◆ Exercise task: Find the lines with the string "разных" and return them.

◆ Entries supplied:

= = = = =

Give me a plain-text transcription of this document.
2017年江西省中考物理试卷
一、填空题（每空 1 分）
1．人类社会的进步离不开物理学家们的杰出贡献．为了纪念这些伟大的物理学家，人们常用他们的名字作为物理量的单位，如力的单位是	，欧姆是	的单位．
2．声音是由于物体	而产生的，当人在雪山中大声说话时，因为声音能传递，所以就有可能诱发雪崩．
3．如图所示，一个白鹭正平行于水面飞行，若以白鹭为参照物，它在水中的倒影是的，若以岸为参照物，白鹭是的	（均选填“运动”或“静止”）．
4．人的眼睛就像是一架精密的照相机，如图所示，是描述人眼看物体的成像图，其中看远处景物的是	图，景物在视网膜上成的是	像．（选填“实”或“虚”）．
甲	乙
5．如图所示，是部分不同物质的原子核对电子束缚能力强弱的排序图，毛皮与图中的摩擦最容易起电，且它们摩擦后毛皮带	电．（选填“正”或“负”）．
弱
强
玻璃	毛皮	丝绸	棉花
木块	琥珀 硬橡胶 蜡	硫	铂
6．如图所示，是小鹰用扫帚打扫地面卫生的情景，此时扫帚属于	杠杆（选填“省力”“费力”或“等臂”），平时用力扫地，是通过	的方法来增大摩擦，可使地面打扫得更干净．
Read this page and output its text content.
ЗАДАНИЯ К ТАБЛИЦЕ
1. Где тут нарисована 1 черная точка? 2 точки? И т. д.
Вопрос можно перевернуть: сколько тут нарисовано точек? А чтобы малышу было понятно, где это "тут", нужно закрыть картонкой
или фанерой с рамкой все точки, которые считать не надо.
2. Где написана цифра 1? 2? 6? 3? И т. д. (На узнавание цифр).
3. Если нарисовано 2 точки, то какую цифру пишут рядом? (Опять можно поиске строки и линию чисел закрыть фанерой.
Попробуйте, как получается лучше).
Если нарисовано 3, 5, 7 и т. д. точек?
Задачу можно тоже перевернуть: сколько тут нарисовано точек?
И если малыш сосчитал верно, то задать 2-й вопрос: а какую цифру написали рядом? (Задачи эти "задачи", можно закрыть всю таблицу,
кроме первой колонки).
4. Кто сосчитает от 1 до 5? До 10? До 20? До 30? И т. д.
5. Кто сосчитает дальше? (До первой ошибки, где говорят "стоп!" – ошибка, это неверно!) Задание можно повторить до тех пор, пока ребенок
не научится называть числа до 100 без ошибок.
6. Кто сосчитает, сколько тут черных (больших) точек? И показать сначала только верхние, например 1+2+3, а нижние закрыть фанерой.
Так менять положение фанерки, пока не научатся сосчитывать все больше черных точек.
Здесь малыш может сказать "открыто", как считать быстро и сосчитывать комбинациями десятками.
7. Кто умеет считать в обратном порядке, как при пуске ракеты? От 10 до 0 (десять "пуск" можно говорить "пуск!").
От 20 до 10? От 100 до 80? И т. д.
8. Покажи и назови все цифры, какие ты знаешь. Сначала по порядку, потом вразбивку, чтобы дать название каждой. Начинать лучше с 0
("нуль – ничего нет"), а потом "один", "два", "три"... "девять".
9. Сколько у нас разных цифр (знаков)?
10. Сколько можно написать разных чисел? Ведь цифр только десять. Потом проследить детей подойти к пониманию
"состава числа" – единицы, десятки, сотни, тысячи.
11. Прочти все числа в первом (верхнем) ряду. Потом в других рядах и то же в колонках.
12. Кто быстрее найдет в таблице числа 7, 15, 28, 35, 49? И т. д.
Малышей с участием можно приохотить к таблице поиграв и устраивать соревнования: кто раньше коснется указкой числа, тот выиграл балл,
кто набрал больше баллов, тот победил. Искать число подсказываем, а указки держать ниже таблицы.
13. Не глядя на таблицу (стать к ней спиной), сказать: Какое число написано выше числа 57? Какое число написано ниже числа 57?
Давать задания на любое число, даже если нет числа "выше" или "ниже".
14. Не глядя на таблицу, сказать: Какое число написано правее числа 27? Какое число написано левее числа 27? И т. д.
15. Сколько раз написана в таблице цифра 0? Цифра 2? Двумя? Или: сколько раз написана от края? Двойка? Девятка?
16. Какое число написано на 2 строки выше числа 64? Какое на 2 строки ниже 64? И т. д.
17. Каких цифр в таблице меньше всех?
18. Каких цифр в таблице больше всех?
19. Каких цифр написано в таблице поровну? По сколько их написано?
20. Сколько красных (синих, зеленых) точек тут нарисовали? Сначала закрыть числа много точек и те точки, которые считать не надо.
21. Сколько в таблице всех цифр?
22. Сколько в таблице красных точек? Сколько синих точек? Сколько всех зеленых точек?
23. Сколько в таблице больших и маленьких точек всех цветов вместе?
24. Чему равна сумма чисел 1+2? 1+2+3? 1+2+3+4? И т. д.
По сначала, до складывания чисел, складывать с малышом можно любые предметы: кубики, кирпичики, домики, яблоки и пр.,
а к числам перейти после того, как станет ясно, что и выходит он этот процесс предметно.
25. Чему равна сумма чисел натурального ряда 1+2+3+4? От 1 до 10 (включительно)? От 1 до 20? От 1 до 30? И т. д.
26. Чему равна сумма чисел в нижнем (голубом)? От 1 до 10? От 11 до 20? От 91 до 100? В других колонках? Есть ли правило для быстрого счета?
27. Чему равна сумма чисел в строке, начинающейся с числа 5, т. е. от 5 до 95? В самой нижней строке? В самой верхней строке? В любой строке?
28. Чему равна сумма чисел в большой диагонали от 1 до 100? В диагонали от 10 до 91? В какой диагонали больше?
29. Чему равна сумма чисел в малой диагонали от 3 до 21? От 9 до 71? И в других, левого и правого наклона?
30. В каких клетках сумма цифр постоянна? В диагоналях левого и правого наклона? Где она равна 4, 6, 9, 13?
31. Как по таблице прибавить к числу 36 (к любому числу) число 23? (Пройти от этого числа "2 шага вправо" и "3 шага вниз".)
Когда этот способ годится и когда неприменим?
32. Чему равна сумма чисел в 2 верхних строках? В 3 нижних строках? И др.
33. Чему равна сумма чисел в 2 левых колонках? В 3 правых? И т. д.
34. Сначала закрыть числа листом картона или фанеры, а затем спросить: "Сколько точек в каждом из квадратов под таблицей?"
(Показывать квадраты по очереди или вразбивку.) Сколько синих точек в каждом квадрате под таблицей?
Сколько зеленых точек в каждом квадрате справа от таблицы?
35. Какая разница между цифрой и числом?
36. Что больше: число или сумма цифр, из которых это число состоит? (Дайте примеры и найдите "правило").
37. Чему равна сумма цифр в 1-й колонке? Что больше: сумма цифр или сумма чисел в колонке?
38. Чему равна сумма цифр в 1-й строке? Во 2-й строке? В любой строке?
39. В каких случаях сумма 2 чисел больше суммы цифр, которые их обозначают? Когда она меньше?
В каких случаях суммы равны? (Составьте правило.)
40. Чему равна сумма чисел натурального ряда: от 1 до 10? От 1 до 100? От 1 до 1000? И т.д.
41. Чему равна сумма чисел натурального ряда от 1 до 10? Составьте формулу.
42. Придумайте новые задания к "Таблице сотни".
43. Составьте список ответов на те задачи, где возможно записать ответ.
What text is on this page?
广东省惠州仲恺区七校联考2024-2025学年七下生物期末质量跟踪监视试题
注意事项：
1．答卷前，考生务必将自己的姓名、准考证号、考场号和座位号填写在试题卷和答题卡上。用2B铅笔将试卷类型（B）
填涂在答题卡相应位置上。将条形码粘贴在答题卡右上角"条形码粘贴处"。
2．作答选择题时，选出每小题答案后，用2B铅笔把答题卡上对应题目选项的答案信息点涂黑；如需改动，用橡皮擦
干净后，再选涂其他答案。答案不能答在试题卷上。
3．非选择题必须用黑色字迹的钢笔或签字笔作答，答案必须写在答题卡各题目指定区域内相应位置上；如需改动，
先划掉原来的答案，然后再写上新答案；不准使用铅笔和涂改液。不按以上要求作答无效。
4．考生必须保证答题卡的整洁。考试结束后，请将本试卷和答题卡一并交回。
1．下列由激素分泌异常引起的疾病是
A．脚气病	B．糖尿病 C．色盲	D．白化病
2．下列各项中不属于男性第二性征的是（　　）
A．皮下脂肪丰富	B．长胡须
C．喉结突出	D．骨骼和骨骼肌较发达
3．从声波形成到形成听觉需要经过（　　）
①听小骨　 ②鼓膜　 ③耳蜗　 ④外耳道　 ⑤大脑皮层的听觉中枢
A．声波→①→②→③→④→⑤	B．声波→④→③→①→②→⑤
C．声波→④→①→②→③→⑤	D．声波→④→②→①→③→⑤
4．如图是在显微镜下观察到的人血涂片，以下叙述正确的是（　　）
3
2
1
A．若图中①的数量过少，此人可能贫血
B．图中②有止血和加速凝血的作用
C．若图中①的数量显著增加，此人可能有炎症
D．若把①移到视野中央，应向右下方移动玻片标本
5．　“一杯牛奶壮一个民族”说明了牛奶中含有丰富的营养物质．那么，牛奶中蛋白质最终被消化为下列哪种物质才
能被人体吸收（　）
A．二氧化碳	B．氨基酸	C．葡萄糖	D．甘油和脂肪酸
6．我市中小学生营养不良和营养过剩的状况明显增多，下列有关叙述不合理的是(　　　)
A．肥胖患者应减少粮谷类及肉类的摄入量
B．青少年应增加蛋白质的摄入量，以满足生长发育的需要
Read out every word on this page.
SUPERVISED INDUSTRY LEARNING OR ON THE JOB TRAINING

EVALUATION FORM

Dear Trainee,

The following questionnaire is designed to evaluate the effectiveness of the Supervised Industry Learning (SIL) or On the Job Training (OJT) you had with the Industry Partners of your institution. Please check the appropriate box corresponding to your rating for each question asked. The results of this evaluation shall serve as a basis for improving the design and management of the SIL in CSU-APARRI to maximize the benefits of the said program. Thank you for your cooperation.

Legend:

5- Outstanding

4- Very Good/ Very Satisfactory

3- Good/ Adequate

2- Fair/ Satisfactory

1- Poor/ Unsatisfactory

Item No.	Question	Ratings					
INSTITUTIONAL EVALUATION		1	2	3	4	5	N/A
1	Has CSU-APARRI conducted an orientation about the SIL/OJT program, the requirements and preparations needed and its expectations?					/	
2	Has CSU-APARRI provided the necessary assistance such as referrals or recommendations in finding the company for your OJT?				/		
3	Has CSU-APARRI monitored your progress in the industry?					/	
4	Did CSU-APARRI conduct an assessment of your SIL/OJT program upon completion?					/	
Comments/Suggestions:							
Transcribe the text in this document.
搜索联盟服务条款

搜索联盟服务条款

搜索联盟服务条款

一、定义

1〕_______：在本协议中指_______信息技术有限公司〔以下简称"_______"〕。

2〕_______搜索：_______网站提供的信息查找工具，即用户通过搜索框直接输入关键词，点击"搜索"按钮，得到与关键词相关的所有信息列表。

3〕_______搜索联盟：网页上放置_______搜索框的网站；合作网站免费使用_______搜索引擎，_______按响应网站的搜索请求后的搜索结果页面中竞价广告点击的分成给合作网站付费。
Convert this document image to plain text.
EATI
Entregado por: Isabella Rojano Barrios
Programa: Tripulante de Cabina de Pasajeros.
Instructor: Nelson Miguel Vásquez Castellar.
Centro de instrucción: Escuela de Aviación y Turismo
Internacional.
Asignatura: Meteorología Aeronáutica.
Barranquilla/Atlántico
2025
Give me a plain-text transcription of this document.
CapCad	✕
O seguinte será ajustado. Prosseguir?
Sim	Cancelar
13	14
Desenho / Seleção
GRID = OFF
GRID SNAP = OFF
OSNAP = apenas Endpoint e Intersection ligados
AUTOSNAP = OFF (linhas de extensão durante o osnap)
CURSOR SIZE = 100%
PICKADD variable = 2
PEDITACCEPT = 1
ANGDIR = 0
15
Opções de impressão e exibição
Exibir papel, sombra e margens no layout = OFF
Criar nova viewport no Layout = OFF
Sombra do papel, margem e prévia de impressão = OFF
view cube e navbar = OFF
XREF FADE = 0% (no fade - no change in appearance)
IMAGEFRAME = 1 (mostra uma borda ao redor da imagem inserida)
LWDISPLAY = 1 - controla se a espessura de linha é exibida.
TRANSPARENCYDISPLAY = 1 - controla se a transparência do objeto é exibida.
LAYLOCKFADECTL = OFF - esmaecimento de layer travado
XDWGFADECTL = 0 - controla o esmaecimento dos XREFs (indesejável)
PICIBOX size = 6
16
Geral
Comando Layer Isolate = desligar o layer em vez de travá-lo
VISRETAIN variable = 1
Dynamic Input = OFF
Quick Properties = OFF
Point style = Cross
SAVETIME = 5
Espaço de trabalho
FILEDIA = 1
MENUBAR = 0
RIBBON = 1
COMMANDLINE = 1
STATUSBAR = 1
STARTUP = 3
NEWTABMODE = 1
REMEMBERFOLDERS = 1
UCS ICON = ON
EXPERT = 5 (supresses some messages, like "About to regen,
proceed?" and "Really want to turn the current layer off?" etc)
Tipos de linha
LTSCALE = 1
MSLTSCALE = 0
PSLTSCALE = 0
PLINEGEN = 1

= = = = =

◆ Task output:
9. Сколько у нас разных цифр (знаков)?
10. Сколько можно написать разных чисел? Ведь цифр только десять. Потом проследить детей подойти к пониманию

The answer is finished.